TASK DETAILS – Below is a listing; reproduce each line of it exactly.

┌────────

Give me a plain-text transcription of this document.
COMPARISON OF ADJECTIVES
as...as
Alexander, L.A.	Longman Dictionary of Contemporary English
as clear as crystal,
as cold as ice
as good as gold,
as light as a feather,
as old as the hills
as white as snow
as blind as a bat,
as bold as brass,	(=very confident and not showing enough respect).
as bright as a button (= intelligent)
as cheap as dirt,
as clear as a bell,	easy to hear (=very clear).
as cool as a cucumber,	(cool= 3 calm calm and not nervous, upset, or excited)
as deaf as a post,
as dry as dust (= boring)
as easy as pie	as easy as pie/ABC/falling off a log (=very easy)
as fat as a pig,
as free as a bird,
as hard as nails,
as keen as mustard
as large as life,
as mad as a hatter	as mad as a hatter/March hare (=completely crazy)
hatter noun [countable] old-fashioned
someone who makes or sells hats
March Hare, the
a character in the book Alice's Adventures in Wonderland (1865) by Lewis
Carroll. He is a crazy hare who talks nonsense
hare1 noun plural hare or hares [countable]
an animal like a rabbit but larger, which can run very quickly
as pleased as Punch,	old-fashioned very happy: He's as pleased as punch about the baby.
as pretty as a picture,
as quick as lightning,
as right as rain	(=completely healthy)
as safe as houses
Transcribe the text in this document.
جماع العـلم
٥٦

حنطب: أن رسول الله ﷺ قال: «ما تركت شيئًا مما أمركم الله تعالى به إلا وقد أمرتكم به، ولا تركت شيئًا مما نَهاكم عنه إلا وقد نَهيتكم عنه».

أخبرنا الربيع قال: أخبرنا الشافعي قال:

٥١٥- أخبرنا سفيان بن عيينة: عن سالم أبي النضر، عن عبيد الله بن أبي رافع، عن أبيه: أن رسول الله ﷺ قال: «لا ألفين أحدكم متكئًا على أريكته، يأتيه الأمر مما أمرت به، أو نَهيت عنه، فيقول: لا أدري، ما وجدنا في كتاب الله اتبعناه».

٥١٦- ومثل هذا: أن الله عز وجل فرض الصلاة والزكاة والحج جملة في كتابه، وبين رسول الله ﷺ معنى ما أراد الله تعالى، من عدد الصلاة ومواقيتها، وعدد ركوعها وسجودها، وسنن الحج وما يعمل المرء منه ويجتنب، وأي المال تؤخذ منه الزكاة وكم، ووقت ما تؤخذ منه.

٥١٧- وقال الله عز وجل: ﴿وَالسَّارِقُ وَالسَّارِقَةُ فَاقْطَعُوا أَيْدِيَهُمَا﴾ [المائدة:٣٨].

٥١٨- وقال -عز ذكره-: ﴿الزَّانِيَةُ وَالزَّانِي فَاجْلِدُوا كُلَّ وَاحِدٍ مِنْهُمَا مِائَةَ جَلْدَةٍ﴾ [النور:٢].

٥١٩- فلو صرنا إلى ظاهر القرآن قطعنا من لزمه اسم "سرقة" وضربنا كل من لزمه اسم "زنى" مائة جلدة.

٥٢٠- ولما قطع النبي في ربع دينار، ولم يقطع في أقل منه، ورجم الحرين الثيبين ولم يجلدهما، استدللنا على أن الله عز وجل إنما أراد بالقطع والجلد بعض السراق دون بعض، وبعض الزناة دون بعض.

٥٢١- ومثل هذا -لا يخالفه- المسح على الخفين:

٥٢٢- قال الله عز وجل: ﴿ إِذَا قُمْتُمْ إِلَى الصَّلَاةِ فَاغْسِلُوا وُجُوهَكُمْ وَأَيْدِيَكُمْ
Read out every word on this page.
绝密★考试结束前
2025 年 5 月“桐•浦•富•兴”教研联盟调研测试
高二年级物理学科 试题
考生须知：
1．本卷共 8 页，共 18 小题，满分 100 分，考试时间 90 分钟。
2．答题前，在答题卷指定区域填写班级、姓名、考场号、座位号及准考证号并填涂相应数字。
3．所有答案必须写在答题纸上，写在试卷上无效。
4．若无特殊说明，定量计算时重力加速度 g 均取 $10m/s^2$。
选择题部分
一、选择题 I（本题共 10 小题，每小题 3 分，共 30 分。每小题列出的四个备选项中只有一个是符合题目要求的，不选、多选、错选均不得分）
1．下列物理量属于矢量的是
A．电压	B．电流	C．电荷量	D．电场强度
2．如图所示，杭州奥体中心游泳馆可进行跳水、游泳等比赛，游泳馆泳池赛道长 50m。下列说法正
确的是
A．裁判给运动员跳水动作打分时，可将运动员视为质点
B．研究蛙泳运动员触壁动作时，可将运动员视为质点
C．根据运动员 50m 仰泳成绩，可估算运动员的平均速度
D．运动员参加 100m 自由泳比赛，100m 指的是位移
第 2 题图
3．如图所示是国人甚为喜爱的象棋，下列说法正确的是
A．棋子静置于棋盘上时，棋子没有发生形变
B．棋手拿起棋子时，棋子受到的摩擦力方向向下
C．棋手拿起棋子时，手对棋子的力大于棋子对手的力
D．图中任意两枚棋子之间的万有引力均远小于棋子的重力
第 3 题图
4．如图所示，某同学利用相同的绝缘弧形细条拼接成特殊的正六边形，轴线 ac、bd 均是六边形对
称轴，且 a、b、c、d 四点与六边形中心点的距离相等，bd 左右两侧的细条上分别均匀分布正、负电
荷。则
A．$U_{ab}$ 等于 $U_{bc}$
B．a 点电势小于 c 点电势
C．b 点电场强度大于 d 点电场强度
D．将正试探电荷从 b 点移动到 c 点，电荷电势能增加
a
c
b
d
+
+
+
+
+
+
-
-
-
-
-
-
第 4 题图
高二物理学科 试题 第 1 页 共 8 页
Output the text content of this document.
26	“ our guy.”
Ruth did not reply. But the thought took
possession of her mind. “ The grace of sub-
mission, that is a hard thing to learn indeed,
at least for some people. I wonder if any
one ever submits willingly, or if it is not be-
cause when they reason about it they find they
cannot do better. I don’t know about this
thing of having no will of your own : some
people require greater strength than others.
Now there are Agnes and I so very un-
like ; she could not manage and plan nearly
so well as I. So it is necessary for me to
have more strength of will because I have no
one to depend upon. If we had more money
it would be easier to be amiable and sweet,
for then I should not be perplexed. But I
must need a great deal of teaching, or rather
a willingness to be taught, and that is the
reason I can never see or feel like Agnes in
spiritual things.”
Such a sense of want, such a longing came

└────────

OUTPUT OF THE EXERCISE –
Give me a plain-text transcription of this document.
COMPARISON OF ADJECTIVES
as...as
Alexander, L.A.	Longman Dictionary of Contemporary English
as clear as crystal,
as cold as ice
as good as gold,
as light as a feather,
as old as the hills
as white as snow
as blind as a bat,
as bold as brass,	(=very confident and not showing enough respect).
as bright as a button (= intelligent)
as cheap as dirt,
as clear as a bell,	easy to hear (=very clear).
as cool as a cucumber,	(cool= 3 calm calm and not nervous, upset, or excited)
as deaf as a post,
as dry as dust (= boring)
as easy as pie	as easy as pie/ABC/falling off a log (=very easy)
as fat as a pig,
as free as a bird,
as hard as nails,
as keen as mustard
as large as life,
as mad as a hatter	as mad as a hatter/March hare (=completely crazy)
hatter noun [countable] old-fashioned
someone who makes or sells hats
March Hare, the
a character in the book Alice's Adventures in Wonderland (1865) by Lewis
Carroll. He is a crazy hare who talks nonsense
hare1 noun plural hare or hares [countable]
an animal like a rabbit but larger, which can run very quickly
as pleased as Punch,	old-fashioned very happy: He's as pleased as punch about the baby.
as pretty as a picture,
as quick as lightning,
as right as rain	(=completely healthy)
as safe as houses
Transcribe the text in this document.
جماع العـلم
٥٦

حنطب: أن رسول الله ﷺ قال: «ما تركت شيئًا مما أمركم الله تعالى به إلا وقد أمرتكم به، ولا تركت شيئًا مما نَهاكم عنه إلا وقد نَهيتكم عنه».

أخبرنا الربيع قال: أخبرنا الشافعي قال:

٥١٥- أخبرنا سفيان بن عيينة: عن سالم أبي النضر، عن عبيد الله بن أبي رافع، عن أبيه: أن رسول الله ﷺ قال: «لا ألفين أحدكم متكئًا على أريكته، يأتيه الأمر مما أمرت به، أو نَهيت عنه، فيقول: لا أدري، ما وجدنا في كتاب الله اتبعناه».

٥١٦- ومثل هذا: أن الله عز وجل فرض الصلاة والزكاة والحج جملة في كتابه، وبين رسول الله ﷺ معنى ما أراد الله تعالى، من عدد الصلاة ومواقيتها، وعدد ركوعها وسجودها، وسنن الحج وما يعمل المرء منه ويجتنب، وأي المال تؤخذ منه الزكاة وكم، ووقت ما تؤخذ منه.

٥١٧- وقال الله عز وجل: ﴿وَالسَّارِقُ وَالسَّارِقَةُ فَاقْطَعُوا أَيْدِيَهُمَا﴾ [المائدة:٣٨].

٥١٨- وقال -عز ذكره-: ﴿الزَّانِيَةُ وَالزَّانِي فَاجْلِدُوا كُلَّ وَاحِدٍ مِنْهُمَا مِائَةَ جَلْدَةٍ﴾ [النور:٢].

٥١٩- فلو صرنا إلى ظاهر القرآن قطعنا من لزمه اسم "سرقة" وضربنا كل من لزمه اسم "زنى" مائة جلدة.

٥٢٠- ولما قطع النبي في ربع دينار، ولم يقطع في أقل منه، ورجم الحرين الثيبين ولم يجلدهما، استدللنا على أن الله عز وجل إنما أراد بالقطع والجلد بعض السراق دون بعض، وبعض الزناة دون بعض.

٥٢١- ومثل هذا -لا يخالفه- المسح على الخفين:

٥٢٢- قال الله عز وجل: ﴿ إِذَا قُمْتُمْ إِلَى الصَّلَاةِ فَاغْسِلُوا وُجُوهَكُمْ وَأَيْدِيَكُمْ
Read out every word on this page.
绝密★考试结束前
2025 年 5 月“桐•浦•富•兴”教研联盟调研测试
高二年级物理学科 试题
考生须知：
1．本卷共 8 页，共 18 小题，满分 100 分，考试时间 90 分钟。
2．答题前，在答题卷指定区域填写班级、姓名、考场号、座位号及准考证号并填涂相应数字。
3．所有答案必须写在答题纸上，写在试卷上无效。
4．若无特殊说明，定量计算时重力加速度 g 均取 $10m/s^2$。
选择题部分
一、选择题 I（本题共 10 小题，每小题 3 分，共 30 分。每小题列出的四个备选项中只有一个是符合题目要求的，不选、多选、错选均不得分）
1．下列物理量属于矢量的是
A．电压	B．电流	C．电荷量	D．电场强度
2．如图所示，杭州奥体中心游泳馆可进行跳水、游泳等比赛，游泳馆泳池赛道长 50m。下列说法正
确的是
A．裁判给运动员跳水动作打分时，可将运动员视为质点
B．研究蛙泳运动员触壁动作时，可将运动员视为质点
C．根据运动员 50m 仰泳成绩，可估算运动员的平均速度
D．运动员参加 100m 自由泳比赛，100m 指的是位移
第 2 题图
3．如图所示是国人甚为喜爱的象棋，下列说法正确的是
A．棋子静置于棋盘上时，棋子没有发生形变
B．棋手拿起棋子时，棋子受到的摩擦力方向向下
C．棋手拿起棋子时，手对棋子的力大于棋子对手的力
D．图中任意两枚棋子之间的万有引力均远小于棋子的重力
第 3 题图
4．如图所示，某同学利用相同的绝缘弧形细条拼接成特殊的正六边形，轴线 ac、bd 均是六边形对
称轴，且 a、b、c、d 四点与六边形中心点的距离相等，bd 左右两侧的细条上分别均匀分布正、负电
荷。则
A．$U_{ab}$ 等于 $U_{bc}$
B．a 点电势小于 c 点电势
C．b 点电场强度大于 d 点电场强度
D．将正试探电荷从 b 点移动到 c 点，电荷电势能增加
a
c
b
d
+
+
+
+
+
+
-
-
-
-
-
-
第 4 题图
高二物理学科 试题 第 1 页 共 8 页
Output the text content of this document.
26	“ our guy.”
Ruth did not reply. But the thought took
possession of her mind. “ The grace of sub-
mission, that is a hard thing to learn indeed,
at least for some people. I wonder if any
one ever submits willingly, or if it is not be-
cause when they reason about it they find they
cannot do better. I don’t know about this
thing of having no will of your own : some
people require greater strength than others.
Now there are Agnes and I so very un-
like ; she could not manage and plan nearly
so well as I. So it is necessary for me to
have more strength of will because I have no
one to depend upon. If we had more money
it would be easier to be amiable and sweet,
for then I should not be perplexed. But I
must need a great deal of teaching, or rather
a willingness to be taught, and that is the
reason I can never see or feel like Agnes in
spiritual things.”
Such a sense of want, such a longing came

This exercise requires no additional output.